▶ What is required
Pictures aside, write out every record exactly as it appears.
▼
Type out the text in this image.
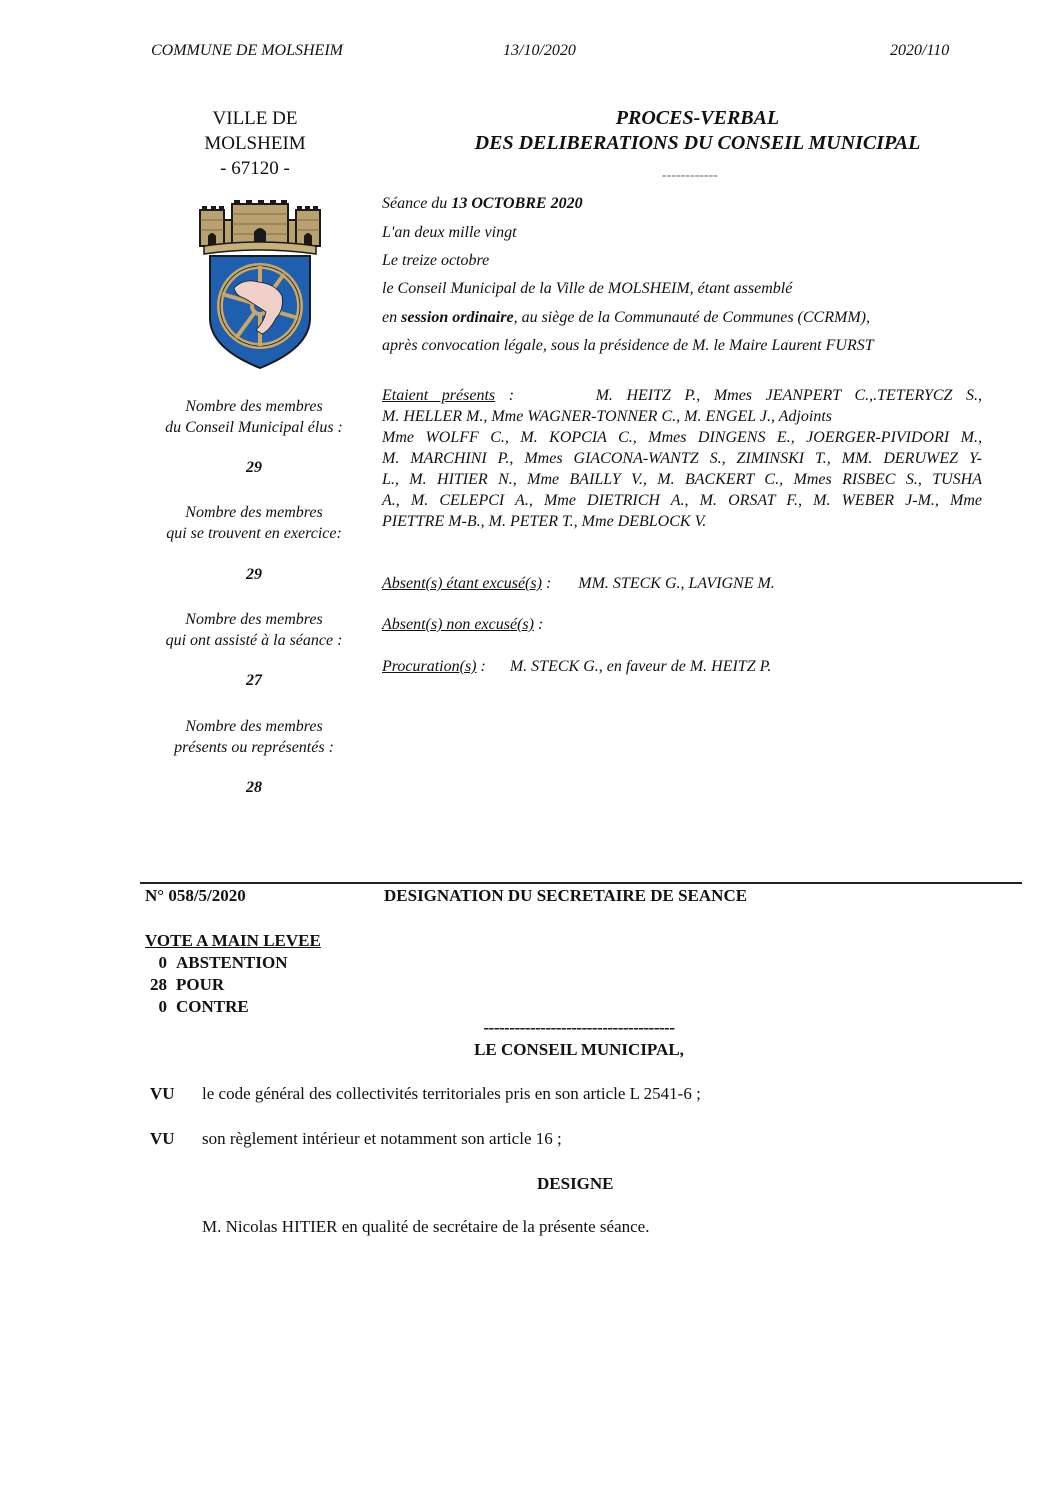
COMMUNE DE MOLSHEIM	13/10/2020	2020/110
VILLE DE
MOLSHEIM
- 67120 -
Nombre des membres
du Conseil Municipal élus :
29
Nombre des membres
qui se trouvent en exercice:
29
Nombre des membres
qui ont assisté à la séance :
27
Nombre des membres
présents ou représentés :
28
PROCES-VERBAL
DES DELIBERATIONS DU CONSEIL MUNICIPAL
------------
Séance du 13 OCTOBRE 2020
L'an deux mille vingt
Le treize octobre
le Conseil Municipal de la Ville de MOLSHEIM, étant assemblé
en session ordinaire, au siège de la Communauté de Communes (CCRMM),
après convocation légale, sous la présidence de M. le Maire Laurent FURST
Etaient présents :	M. HEITZ P., Mmes JEANPERT C.,.TETERYCZ S.,
M. HELLER M., Mme WAGNER-TONNER C., M. ENGEL J., Adjoints
Mme WOLFF C., M. KOPCIA C., Mmes DINGENS E., JOERGER-PIVIDORI M.,
M. MARCHINI P., Mmes GIACONA-WANTZ S., ZIMINSKI T., MM. DERUWEZ Y-
L., M. HITIER N., Mme BAILLY V., M. BACKERT C., Mmes RISBEC S., TUSHA
A., M. CELEPCI A., Mme DIETRICH A., M. ORSAT F., M. WEBER J-M., Mme
PIETTRE M-B., M. PETER T., Mme DEBLOCK V.
Absent(s) étant excusé(s) : MM. STECK G., LAVIGNE M.
Absent(s) non excusé(s) :
Procuration(s) : M. STECK G., en faveur de M. HEITZ P.
N° 058/5/2020	DESIGNATION DU SECRETAIRE DE SEANCE
VOTE A MAIN LEVEE
0 ABSTENTION
28 POUR
0 CONTRE
-------------------------------------
LE CONSEIL MUNICIPAL,
VU le code général des collectivités territoriales pris en son article L 2541-6 ;
VU son règlement intérieur et notamment son article 16 ;
DESIGNE
M. Nicolas HITIER en qualité de secrétaire de la présente séance.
▲
▶ Result for this task
Type out the text in this image.
COMMUNE DE MOLSHEIM	13/10/2020	2020/110
VILLE DE
MOLSHEIM
- 67120 -
Nombre des membres
du Conseil Municipal élus :
29
Nombre des membres
qui se trouvent en exercice:
29
Nombre des membres
qui ont assisté à la séance :
27
Nombre des membres
présents ou représentés :
28
PROCES-VERBAL
DES DELIBERATIONS DU CONSEIL MUNICIPAL
------------
Séance du 13 OCTOBRE 2020
L'an deux mille vingt
Le treize octobre
le Conseil Municipal de la Ville de MOLSHEIM, étant assemblé
en session ordinaire, au siège de la Communauté de Communes (CCRMM),
après convocation légale, sous la présidence de M. le Maire Laurent FURST
Etaient présents :	M. HEITZ P., Mmes JEANPERT C.,.TETERYCZ S.,
M. HELLER M., Mme WAGNER-TONNER C., M. ENGEL J., Adjoints
Mme WOLFF C., M. KOPCIA C., Mmes DINGENS E., JOERGER-PIVIDORI M.,
M. MARCHINI P., Mmes GIACONA-WANTZ S., ZIMINSKI T., MM. DERUWEZ Y-
L., M. HITIER N., Mme BAILLY V., M. BACKERT C., Mmes RISBEC S., TUSHA
A., M. CELEPCI A., Mme DIETRICH A., M. ORSAT F., M. WEBER J-M., Mme
PIETTRE M-B., M. PETER T., Mme DEBLOCK V.
Absent(s) étant excusé(s) : MM. STECK G., LAVIGNE M.
Absent(s) non excusé(s) :
Procuration(s) : M. STECK G., en faveur de M. HEITZ P.
N° 058/5/2020	DESIGNATION DU SECRETAIRE DE SEANCE
VOTE A MAIN LEVEE
0 ABSTENTION
28 POUR
0 CONTRE
-------------------------------------
LE CONSEIL MUNICIPAL,
VU le code général des collectivités territoriales pris en son article L 2541-6 ;
VU son règlement intérieur et notamment son article 16 ;
DESIGNE
M. Nicolas HITIER en qualité de secrétaire de la présente séance.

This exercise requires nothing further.